#### [Énoncé écrit 1]
Résumez en deux phrases l'extrait sur l'anarchisme et l'État.
#### [Énoncé écrit 2]
D'après l'extrait sur l'anarchisme et l'État, depuis quand les anarchistes affirment-ils que la libération passe par l'abolition de l'État ?
#### [Énoncé écrit 3]
Rédigez la suite de l'extrait sur l'anarchisme et l'État, à partir de sa dernière phrase.

#### [Extrait du texte]
▶

Emma Goldman le savait. Mikhail Bakounine a prévenu tout le monde à ce sujet un demi-siècle avant la révolution russe. Les ancien·ne·s combattant·e·s du Black Panther Party et de la Black Liberation Army Ashanti Alston et Kuwasi Balagoon ont tiré la même conclusion. Il n’y a pas de gouvernement révolutionnaire. On ne peut pas utiliser les instruments du gouvernement pour abolir l’oppression.
Depuis le milieu du 19e siècle, les anarchistes ont affirmé que la clé de la libération ne consistait pas à s’emparer de l’État, mais bien à l’abolir. Pourtant, de Paris à Saint-Pétersbourg, de Barcelone à Beijing, les unes après les autres, les générations de révolutionnaires ont dû apprendre cette leçon à leurs dépens. Changer les politicien·ne·s qui sont au pouvoir impacte peu. Ce qui compte, ce sont les instruments du pouvoir — la police, l’armée, les tribunaux, le système pénitentiaire, la bureaucratie. Que ce soit un roi/une reine, un·e dictateur·trice ou un Parlement qui dirige ces instruments, l’expérience subie en bout de chaîne par la population reste à peu près la même.

◀

#### [Support fourni]
▶

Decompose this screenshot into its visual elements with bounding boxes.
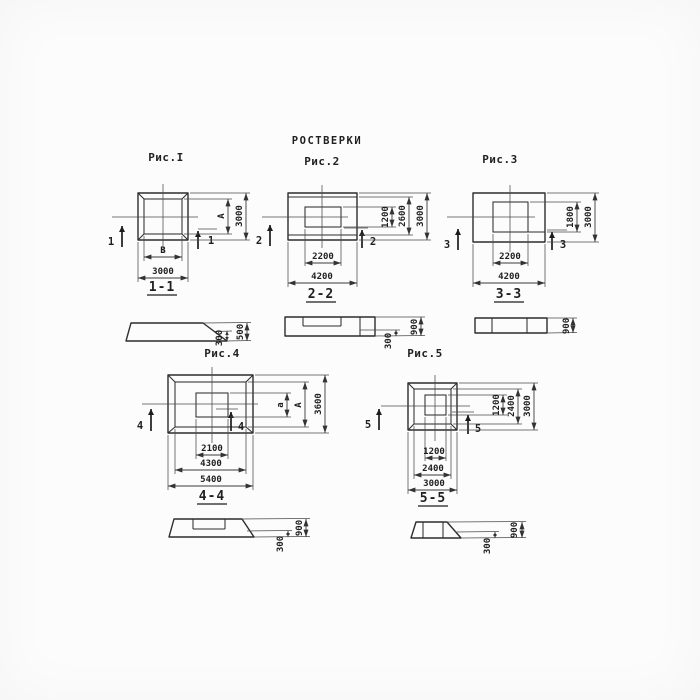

◀

#### [Corrigé 1]
Emma Goldman, Mikhail Bakounine, puis Ashanti Alston et Kuwasi Balagoon sont arrivés à la même conclusion : il n'y a pas de gouvernement révolutionnaire, et on ne peut pas abolir l'oppression avec les instruments du gouvernement. Pour les anarchistes, il faut abolir l'État plutôt que s'en emparer, car ce qui compte n'est pas qui est au pouvoir mais les instruments du pouvoir (police, armée, tribunaux, prisons, bureaucratie), une leçon que des générations de révolutionnaires ont apprise à leurs dépens.

#### [Corrigé 2]
Depuis le milieu du 19e siècle.

#### [Corrigé 3]
Cela explique pourquoi l’issue de la révolution égyptienne de 2011-2013 ressemble à celle de la révolution russe de 1917-1921, qui ressemble à celle de la révolution française de 1848-1851. Dans chaque cas, dès que les personnes ayant fait la révolution ont cessé d’essayer d’instaurer un changement social de manière directe et ont tourné leurs espoirs vers des représentant·es politiques, le pouvoir s’est consolidé entre les mains d’une nouvelle autocratie. Que les nouveaux·elles tyran·ne·s soient issu·e·s de l’armée, de l’aristocratie ou de la classe ouvrière, qu’iels aient promis de rétablir l’ordre ou de personnifier le pouvoir du prolétariat, le résultat final était à peu près le même.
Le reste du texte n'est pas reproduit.